Task to complete:
Images excluded, repeat each entry below exactly.

Exercise materials:
----

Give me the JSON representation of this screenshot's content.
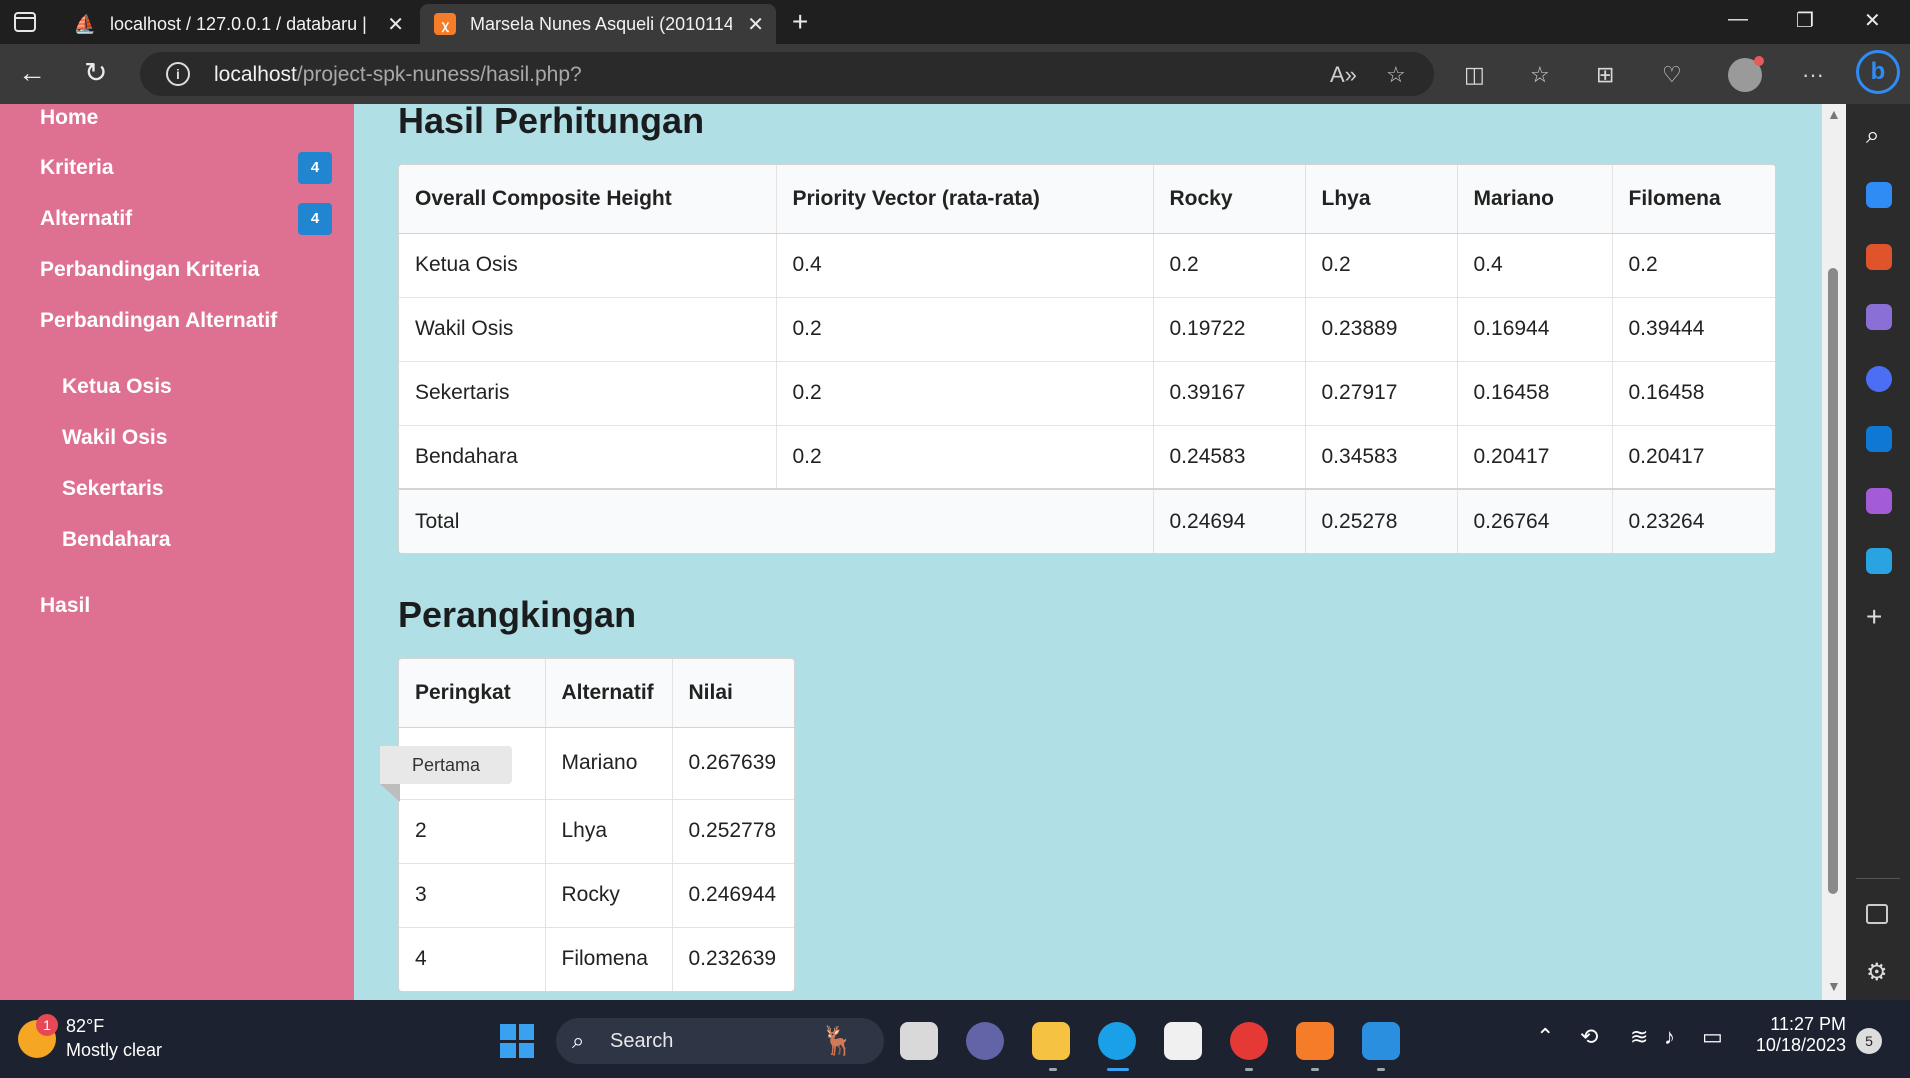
{
  "browser": {
    "tabs": [
      {
        "title": "localhost / 127.0.0.1 / databaru |",
        "icon": "phpmyadmin-icon"
      },
      {
        "title": "Marsela Nunes Asqueli (2010114",
        "icon": "xampp-icon"
      }
    ],
    "url_host": "localhost",
    "url_path": "/project-spk-nuness/hasil.php?"
  },
  "sidebar": {
    "items": [
      {
        "label": "Home"
      },
      {
        "label": "Kriteria",
        "badge": "4"
      },
      {
        "label": "Alternatif",
        "badge": "4"
      },
      {
        "label": "Perbandingan Kriteria"
      },
      {
        "label": "Perbandingan Alternatif"
      }
    ],
    "sub_items": [
      {
        "label": "Ketua Osis"
      },
      {
        "label": "Wakil Osis"
      },
      {
        "label": "Sekertaris"
      },
      {
        "label": "Bendahara"
      }
    ],
    "result_item": "Hasil"
  },
  "hasil": {
    "heading": "Hasil Perhitungan",
    "headers": [
      "Overall Composite Height",
      "Priority Vector (rata-rata)",
      "Rocky",
      "Lhya",
      "Mariano",
      "Filomena"
    ],
    "rows": [
      [
        "Ketua Osis",
        "0.4",
        "0.2",
        "0.2",
        "0.4",
        "0.2"
      ],
      [
        "Wakil Osis",
        "0.2",
        "0.19722",
        "0.23889",
        "0.16944",
        "0.39444"
      ],
      [
        "Sekertaris",
        "0.2",
        "0.39167",
        "0.27917",
        "0.16458",
        "0.16458"
      ],
      [
        "Bendahara",
        "0.2",
        "0.24583",
        "0.34583",
        "0.20417",
        "0.20417"
      ]
    ],
    "total": {
      "label": "Total",
      "values": [
        "0.24694",
        "0.25278",
        "0.26764",
        "0.23264"
      ]
    }
  },
  "ranking": {
    "heading": "Perangkingan",
    "headers": [
      "Peringkat",
      "Alternatif",
      "Nilai"
    ],
    "rows": [
      [
        "Pertama",
        "Mariano",
        "0.267639"
      ],
      [
        "2",
        "Lhya",
        "0.252778"
      ],
      [
        "3",
        "Rocky",
        "0.246944"
      ],
      [
        "4",
        "Filomena",
        "0.232639"
      ]
    ]
  },
  "taskbar": {
    "weather_temp": "82°F",
    "weather_cond": "Mostly clear",
    "weather_badge": "1",
    "search_label": "Search",
    "time": "11:27 PM",
    "date": "10/18/2023",
    "notifications": "5"
  }
}
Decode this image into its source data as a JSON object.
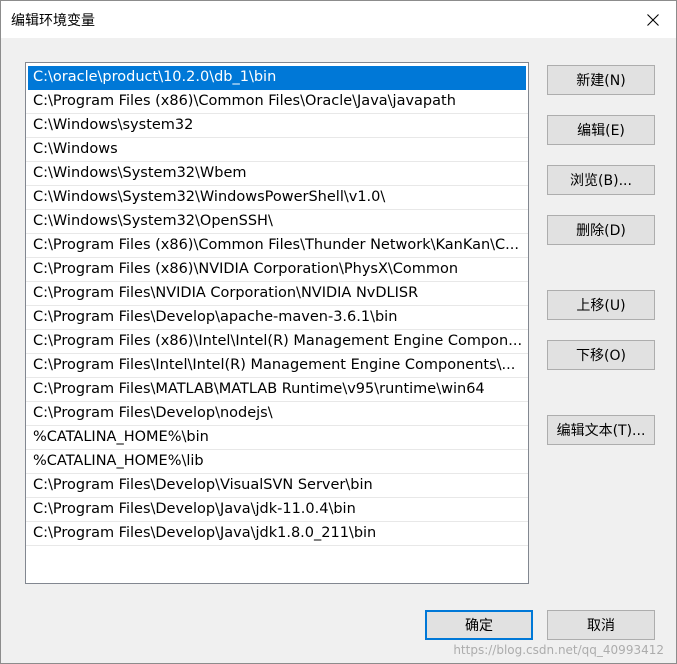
{
  "window": {
    "title": "编辑环境变量"
  },
  "paths": [
    "C:\\oracle\\product\\10.2.0\\db_1\\bin",
    "C:\\Program Files (x86)\\Common Files\\Oracle\\Java\\javapath",
    "C:\\Windows\\system32",
    "C:\\Windows",
    "C:\\Windows\\System32\\Wbem",
    "C:\\Windows\\System32\\WindowsPowerShell\\v1.0\\",
    "C:\\Windows\\System32\\OpenSSH\\",
    "C:\\Program Files (x86)\\Common Files\\Thunder Network\\KanKan\\C...",
    "C:\\Program Files (x86)\\NVIDIA Corporation\\PhysX\\Common",
    "C:\\Program Files\\NVIDIA Corporation\\NVIDIA NvDLISR",
    "C:\\Program Files\\Develop\\apache-maven-3.6.1\\bin",
    "C:\\Program Files (x86)\\Intel\\Intel(R) Management Engine Compon...",
    "C:\\Program Files\\Intel\\Intel(R) Management Engine Components\\...",
    "C:\\Program Files\\MATLAB\\MATLAB Runtime\\v95\\runtime\\win64",
    "C:\\Program Files\\Develop\\nodejs\\",
    "%CATALINA_HOME%\\bin",
    "%CATALINA_HOME%\\lib",
    "C:\\Program Files\\Develop\\VisualSVN Server\\bin",
    "C:\\Program Files\\Develop\\Java\\jdk-11.0.4\\bin",
    "C:\\Program Files\\Develop\\Java\\jdk1.8.0_211\\bin"
  ],
  "selected_index": 0,
  "buttons": {
    "new": "新建(N)",
    "edit": "编辑(E)",
    "browse": "浏览(B)...",
    "delete": "删除(D)",
    "move_up": "上移(U)",
    "move_down": "下移(O)",
    "edit_text": "编辑文本(T)...",
    "ok": "确定",
    "cancel": "取消"
  },
  "watermark": "https://blog.csdn.net/qq_40993412",
  "colors": {
    "selection": "#0078d7",
    "default_button_border": "#0078d7"
  }
}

----

Solution to this exercise:
Give me the JSON representation of this screenshot's content.
{
  "browser": {
    "tabs": [
      {
        "title": "localhost / 127.0.0.1 / databaru |",
        "icon": "phpmyadmin-icon"
      },
      {
        "title": "Marsela Nunes Asqueli (2010114",
        "icon": "xampp-icon"
      }
    ],
    "url_host": "localhost",
    "url_path": "/project-spk-nuness/hasil.php?"
  },
  "sidebar": {
    "items": [
      {
        "label": "Home"
      },
      {
        "label": "Kriteria",
        "badge": "4"
      },
      {
        "label": "Alternatif",
        "badge": "4"
      },
      {
        "label": "Perbandingan Kriteria"
      },
      {
        "label": "Perbandingan Alternatif"
      }
    ],
    "sub_items": [
      {
        "label": "Ketua Osis"
      },
      {
        "label": "Wakil Osis"
      },
      {
        "label": "Sekertaris"
      },
      {
        "label": "Bendahara"
      }
    ],
    "result_item": "Hasil"
  },
  "hasil": {
    "heading": "Hasil Perhitungan",
    "headers": [
      "Overall Composite Height",
      "Priority Vector (rata-rata)",
      "Rocky",
      "Lhya",
      "Mariano",
      "Filomena"
    ],
    "rows": [
      [
        "Ketua Osis",
        "0.4",
        "0.2",
        "0.2",
        "0.4",
        "0.2"
      ],
      [
        "Wakil Osis",
        "0.2",
        "0.19722",
        "0.23889",
        "0.16944",
        "0.39444"
      ],
      [
        "Sekertaris",
        "0.2",
        "0.39167",
        "0.27917",
        "0.16458",
        "0.16458"
      ],
      [
        "Bendahara",
        "0.2",
        "0.24583",
        "0.34583",
        "0.20417",
        "0.20417"
      ]
    ],
    "total": {
      "label": "Total",
      "values": [
        "0.24694",
        "0.25278",
        "0.26764",
        "0.23264"
      ]
    }
  },
  "ranking": {
    "heading": "Perangkingan",
    "headers": [
      "Peringkat",
      "Alternatif",
      "Nilai"
    ],
    "rows": [
      [
        "Pertama",
        "Mariano",
        "0.267639"
      ],
      [
        "2",
        "Lhya",
        "0.252778"
      ],
      [
        "3",
        "Rocky",
        "0.246944"
      ],
      [
        "4",
        "Filomena",
        "0.232639"
      ]
    ]
  },
  "taskbar": {
    "weather_temp": "82°F",
    "weather_cond": "Mostly clear",
    "weather_badge": "1",
    "search_label": "Search",
    "time": "11:27 PM",
    "date": "10/18/2023",
    "notifications": "5"
  }
}
Decode this image into its source data as a JSON object.
{
  "window": {
    "title": "编辑环境变量"
  },
  "paths": [
    "C:\\oracle\\product\\10.2.0\\db_1\\bin",
    "C:\\Program Files (x86)\\Common Files\\Oracle\\Java\\javapath",
    "C:\\Windows\\system32",
    "C:\\Windows",
    "C:\\Windows\\System32\\Wbem",
    "C:\\Windows\\System32\\WindowsPowerShell\\v1.0\\",
    "C:\\Windows\\System32\\OpenSSH\\",
    "C:\\Program Files (x86)\\Common Files\\Thunder Network\\KanKan\\C...",
    "C:\\Program Files (x86)\\NVIDIA Corporation\\PhysX\\Common",
    "C:\\Program Files\\NVIDIA Corporation\\NVIDIA NvDLISR",
    "C:\\Program Files\\Develop\\apache-maven-3.6.1\\bin",
    "C:\\Program Files (x86)\\Intel\\Intel(R) Management Engine Compon...",
    "C:\\Program Files\\Intel\\Intel(R) Management Engine Components\\...",
    "C:\\Program Files\\MATLAB\\MATLAB Runtime\\v95\\runtime\\win64",
    "C:\\Program Files\\Develop\\nodejs\\",
    "%CATALINA_HOME%\\bin",
    "%CATALINA_HOME%\\lib",
    "C:\\Program Files\\Develop\\VisualSVN Server\\bin",
    "C:\\Program Files\\Develop\\Java\\jdk-11.0.4\\bin",
    "C:\\Program Files\\Develop\\Java\\jdk1.8.0_211\\bin"
  ],
  "selected_index": 0,
  "buttons": {
    "new": "新建(N)",
    "edit": "编辑(E)",
    "browse": "浏览(B)...",
    "delete": "删除(D)",
    "move_up": "上移(U)",
    "move_down": "下移(O)",
    "edit_text": "编辑文本(T)...",
    "ok": "确定",
    "cancel": "取消"
  },
  "watermark": "https://blog.csdn.net/qq_40993412",
  "colors": {
    "selection": "#0078d7",
    "default_button_border": "#0078d7"
  }
}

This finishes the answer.